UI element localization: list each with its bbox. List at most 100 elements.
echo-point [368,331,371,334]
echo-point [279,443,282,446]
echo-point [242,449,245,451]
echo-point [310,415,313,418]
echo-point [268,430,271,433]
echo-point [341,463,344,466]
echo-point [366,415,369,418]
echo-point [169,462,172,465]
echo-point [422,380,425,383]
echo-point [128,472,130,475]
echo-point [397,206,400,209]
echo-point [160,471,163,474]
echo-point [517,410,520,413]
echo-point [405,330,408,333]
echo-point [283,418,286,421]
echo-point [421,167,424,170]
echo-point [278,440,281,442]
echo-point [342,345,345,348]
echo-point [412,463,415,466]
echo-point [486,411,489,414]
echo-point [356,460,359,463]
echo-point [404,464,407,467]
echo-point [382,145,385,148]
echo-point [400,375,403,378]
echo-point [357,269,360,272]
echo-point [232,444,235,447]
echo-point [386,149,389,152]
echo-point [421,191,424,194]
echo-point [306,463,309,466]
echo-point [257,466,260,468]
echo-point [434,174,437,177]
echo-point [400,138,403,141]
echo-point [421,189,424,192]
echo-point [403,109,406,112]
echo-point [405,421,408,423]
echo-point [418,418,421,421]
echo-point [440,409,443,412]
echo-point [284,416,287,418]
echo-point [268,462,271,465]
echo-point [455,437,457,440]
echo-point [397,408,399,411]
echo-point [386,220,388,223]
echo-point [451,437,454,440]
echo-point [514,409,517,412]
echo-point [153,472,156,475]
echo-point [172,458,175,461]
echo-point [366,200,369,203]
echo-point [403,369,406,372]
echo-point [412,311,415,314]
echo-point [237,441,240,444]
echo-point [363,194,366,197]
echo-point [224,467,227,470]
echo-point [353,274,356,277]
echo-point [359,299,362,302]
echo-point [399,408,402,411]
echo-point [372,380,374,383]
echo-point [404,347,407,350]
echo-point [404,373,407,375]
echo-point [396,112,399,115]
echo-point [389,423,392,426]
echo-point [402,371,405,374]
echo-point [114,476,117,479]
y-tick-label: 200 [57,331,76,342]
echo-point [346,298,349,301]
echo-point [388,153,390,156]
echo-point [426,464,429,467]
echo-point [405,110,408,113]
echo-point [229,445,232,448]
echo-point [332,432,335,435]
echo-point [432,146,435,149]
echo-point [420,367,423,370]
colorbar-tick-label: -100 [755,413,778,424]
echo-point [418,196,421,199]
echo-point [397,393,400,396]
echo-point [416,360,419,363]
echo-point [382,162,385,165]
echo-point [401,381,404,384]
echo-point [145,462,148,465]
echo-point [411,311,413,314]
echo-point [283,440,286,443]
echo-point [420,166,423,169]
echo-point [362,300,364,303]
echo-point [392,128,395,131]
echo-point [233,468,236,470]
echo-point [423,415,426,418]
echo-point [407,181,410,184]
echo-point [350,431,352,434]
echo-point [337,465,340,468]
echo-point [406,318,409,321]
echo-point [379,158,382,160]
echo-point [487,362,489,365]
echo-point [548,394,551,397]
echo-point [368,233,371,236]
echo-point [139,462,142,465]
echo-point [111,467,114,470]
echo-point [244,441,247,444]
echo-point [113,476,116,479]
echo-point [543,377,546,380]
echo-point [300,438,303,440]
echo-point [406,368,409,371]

+ + + + +

### WHAT YOU HAVE TO DO
Take the listing from its first line through the line that contains "echo-point [114,476,117,479]", and write those lines out again with each "echo-point" swapped for "data-point" and everything else left the same.

### ANSWER TO THE PROBLEM
UI element localization: list each with its bbox. List at most 100 elements.
data-point [368,331,371,334]
data-point [279,443,282,446]
data-point [242,449,245,451]
data-point [310,415,313,418]
data-point [268,430,271,433]
data-point [341,463,344,466]
data-point [366,415,369,418]
data-point [169,462,172,465]
data-point [422,380,425,383]
data-point [128,472,130,475]
data-point [397,206,400,209]
data-point [160,471,163,474]
data-point [517,410,520,413]
data-point [405,330,408,333]
data-point [283,418,286,421]
data-point [421,167,424,170]
data-point [278,440,281,442]
data-point [342,345,345,348]
data-point [412,463,415,466]
data-point [486,411,489,414]
data-point [356,460,359,463]
data-point [404,464,407,467]
data-point [382,145,385,148]
data-point [400,375,403,378]
data-point [357,269,360,272]
data-point [232,444,235,447]
data-point [386,149,389,152]
data-point [421,191,424,194]
data-point [306,463,309,466]
data-point [257,466,260,468]
data-point [434,174,437,177]
data-point [400,138,403,141]
data-point [421,189,424,192]
data-point [403,109,406,112]
data-point [405,421,408,423]
data-point [418,418,421,421]
data-point [440,409,443,412]
data-point [284,416,287,418]
data-point [268,462,271,465]
data-point [455,437,457,440]
data-point [397,408,399,411]
data-point [386,220,388,223]
data-point [451,437,454,440]
data-point [514,409,517,412]
data-point [153,472,156,475]
data-point [172,458,175,461]
data-point [366,200,369,203]
data-point [403,369,406,372]
data-point [412,311,415,314]
data-point [237,441,240,444]
data-point [363,194,366,197]
data-point [224,467,227,470]
data-point [353,274,356,277]
data-point [359,299,362,302]
data-point [399,408,402,411]
data-point [372,380,374,383]
data-point [404,347,407,350]
data-point [404,373,407,375]
data-point [396,112,399,115]
data-point [389,423,392,426]
data-point [402,371,405,374]
data-point [114,476,117,479]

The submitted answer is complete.